REQUIRED WORK:
Reproduce each line exactly, including spacing and punctuation.

DATA FOR THE TASK:

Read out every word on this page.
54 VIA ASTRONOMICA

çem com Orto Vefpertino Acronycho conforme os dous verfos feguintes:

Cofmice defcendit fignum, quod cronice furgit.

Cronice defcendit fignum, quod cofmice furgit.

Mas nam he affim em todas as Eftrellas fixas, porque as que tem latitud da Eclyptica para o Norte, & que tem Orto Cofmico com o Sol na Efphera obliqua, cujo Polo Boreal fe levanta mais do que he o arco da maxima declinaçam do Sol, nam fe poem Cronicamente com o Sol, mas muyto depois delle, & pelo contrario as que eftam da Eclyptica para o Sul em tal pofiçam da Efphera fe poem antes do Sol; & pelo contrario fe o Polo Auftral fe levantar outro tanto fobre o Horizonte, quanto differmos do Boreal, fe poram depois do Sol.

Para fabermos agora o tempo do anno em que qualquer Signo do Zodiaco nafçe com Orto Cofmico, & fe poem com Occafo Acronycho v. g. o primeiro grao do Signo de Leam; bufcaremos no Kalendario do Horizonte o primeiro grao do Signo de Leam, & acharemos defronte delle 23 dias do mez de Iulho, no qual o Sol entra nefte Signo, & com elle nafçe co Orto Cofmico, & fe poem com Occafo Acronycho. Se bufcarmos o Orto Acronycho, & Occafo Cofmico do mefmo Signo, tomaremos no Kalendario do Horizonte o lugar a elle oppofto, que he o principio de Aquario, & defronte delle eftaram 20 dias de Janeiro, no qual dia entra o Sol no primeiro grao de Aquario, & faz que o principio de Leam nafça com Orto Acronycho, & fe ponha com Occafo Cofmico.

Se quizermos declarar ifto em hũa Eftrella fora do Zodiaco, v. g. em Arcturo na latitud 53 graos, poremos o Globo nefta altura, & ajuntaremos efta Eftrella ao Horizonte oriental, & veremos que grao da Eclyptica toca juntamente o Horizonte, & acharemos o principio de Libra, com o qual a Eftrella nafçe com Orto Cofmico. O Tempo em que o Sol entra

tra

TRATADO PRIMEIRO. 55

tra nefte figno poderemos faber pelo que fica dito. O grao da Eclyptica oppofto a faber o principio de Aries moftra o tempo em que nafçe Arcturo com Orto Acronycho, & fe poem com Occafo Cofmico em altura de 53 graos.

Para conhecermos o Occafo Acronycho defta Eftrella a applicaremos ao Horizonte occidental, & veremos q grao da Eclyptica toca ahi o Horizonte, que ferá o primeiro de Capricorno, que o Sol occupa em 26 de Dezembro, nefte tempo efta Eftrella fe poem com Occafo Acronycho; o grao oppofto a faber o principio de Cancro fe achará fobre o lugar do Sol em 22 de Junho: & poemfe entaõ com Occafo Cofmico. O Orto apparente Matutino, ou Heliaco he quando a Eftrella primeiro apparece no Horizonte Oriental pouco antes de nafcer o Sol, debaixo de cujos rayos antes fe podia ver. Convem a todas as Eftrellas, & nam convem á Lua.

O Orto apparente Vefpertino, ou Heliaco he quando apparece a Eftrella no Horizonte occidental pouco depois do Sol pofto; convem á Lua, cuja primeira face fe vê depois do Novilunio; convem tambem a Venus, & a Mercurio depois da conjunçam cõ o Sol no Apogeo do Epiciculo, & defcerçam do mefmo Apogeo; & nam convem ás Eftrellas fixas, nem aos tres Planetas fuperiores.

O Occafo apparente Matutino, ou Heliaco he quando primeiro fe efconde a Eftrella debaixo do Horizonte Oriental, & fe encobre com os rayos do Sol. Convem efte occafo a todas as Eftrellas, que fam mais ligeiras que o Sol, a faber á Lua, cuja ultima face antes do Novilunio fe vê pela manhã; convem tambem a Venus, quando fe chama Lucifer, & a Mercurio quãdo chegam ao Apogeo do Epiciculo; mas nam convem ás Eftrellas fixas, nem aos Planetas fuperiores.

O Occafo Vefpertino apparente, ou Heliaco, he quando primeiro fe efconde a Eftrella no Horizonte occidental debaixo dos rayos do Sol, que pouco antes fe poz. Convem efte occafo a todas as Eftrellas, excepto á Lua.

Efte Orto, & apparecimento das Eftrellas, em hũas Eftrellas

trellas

SOLUTION:
Read out every word on this page.
54 VIA ASTRONOMICA

çem com Orto Vefpertino Acronycho conforme os dous verfos feguintes:

Cofmice defcendit fignum, quod cronice furgit.

Cronice defcendit fignum, quod cofmice furgit.

Mas nam he affim em todas as Eftrellas fixas, porque as que tem latitud da Eclyptica para o Norte, & que tem Orto Cofmico com o Sol na Efphera obliqua, cujo Polo Boreal fe levanta mais do que he o arco da maxima declinaçam do Sol, nam fe poem Cronicamente com o Sol, mas muyto depois delle, & pelo contrario as que eftam da Eclyptica para o Sul em tal pofiçam da Efphera fe poem antes do Sol; & pelo contrario fe o Polo Auftral fe levantar outro tanto fobre o Horizonte, quanto differmos do Boreal, fe poram depois do Sol.

Para fabermos agora o tempo do anno em que qualquer Signo do Zodiaco nafçe com Orto Cofmico, & fe poem com Occafo Acronycho v. g. o primeiro grao do Signo de Leam; bufcaremos no Kalendario do Horizonte o primeiro grao do Signo de Leam, & acharemos defronte delle 23 dias do mez de Iulho, no qual o Sol entra nefte Signo, & com elle nafçe co Orto Cofmico, & fe poem com Occafo Acronycho. Se bufcarmos o Orto Acronycho, & Occafo Cofmico do mefmo Signo, tomaremos no Kalendario do Horizonte o lugar a elle oppofto, que he o principio de Aquario, & defronte delle eftaram 20 dias de Janeiro, no qual dia entra o Sol no primeiro grao de Aquario, & faz que o principio de Leam nafça com Orto Acronycho, & fe ponha com Occafo Cofmico.

Se quizermos declarar ifto em hũa Eftrella fora do Zodiaco, v. g. em Arcturo na latitud 53 graos, poremos o Globo nefta altura, & ajuntaremos efta Eftrella ao Horizonte oriental, & veremos que grao da Eclyptica toca juntamente o Horizonte, & acharemos o principio de Libra, com o qual a Eftrella nafçe com Orto Cofmico. O Tempo em que o Sol entra

tra

TRATADO PRIMEIRO. 55

tra nefte figno poderemos faber pelo que fica dito. O grao da Eclyptica oppofto a faber o principio de Aries moftra o tempo em que nafçe Arcturo com Orto Acronycho, & fe poem com Occafo Cofmico em altura de 53 graos.

Para conhecermos o Occafo Acronycho defta Eftrella a applicaremos ao Horizonte occidental, & veremos q grao da Eclyptica toca ahi o Horizonte, que ferá o primeiro de Capricorno, que o Sol occupa em 26 de Dezembro, nefte tempo efta Eftrella fe poem com Occafo Acronycho; o grao oppofto a faber o principio de Cancro fe achará fobre o lugar do Sol em 22 de Junho: & poemfe entaõ com Occafo Cofmico. O Orto apparente Matutino, ou Heliaco he quando a Eftrella primeiro apparece no Horizonte Oriental pouco antes de nafcer o Sol, debaixo de cujos rayos antes fe podia ver. Convem a todas as Eftrellas, & nam convem á Lua.

O Orto apparente Vefpertino, ou Heliaco he quando apparece a Eftrella no Horizonte occidental pouco depois do Sol pofto; convem á Lua, cuja primeira face fe vê depois do Novilunio; convem tambem a Venus, & a Mercurio depois da conjunçam cõ o Sol no Apogeo do Epiciculo, & defcerçam do mefmo Apogeo; & nam convem ás Eftrellas fixas, nem aos tres Planetas fuperiores.

O Occafo apparente Matutino, ou Heliaco he quando primeiro fe efconde a Eftrella debaixo do Horizonte Oriental, & fe encobre com os rayos do Sol. Convem efte occafo a todas as Eftrellas, que fam mais ligeiras que o Sol, a faber á Lua, cuja ultima face antes do Novilunio fe vê pela manhã; convem tambem a Venus, quando fe chama Lucifer, & a Mercurio quãdo chegam ao Apogeo do Epiciculo; mas nam convem ás Eftrellas fixas, nem aos Planetas fuperiores.

O Occafo Vefpertino apparente, ou Heliaco, he quando primeiro fe efconde a Eftrella no Horizonte occidental debaixo dos rayos do Sol, que pouco antes fe poz. Convem efte occafo a todas as Eftrellas, excepto á Lua.

Efte Orto, & apparecimento das Eftrellas, em hũas Eftrellas

trellas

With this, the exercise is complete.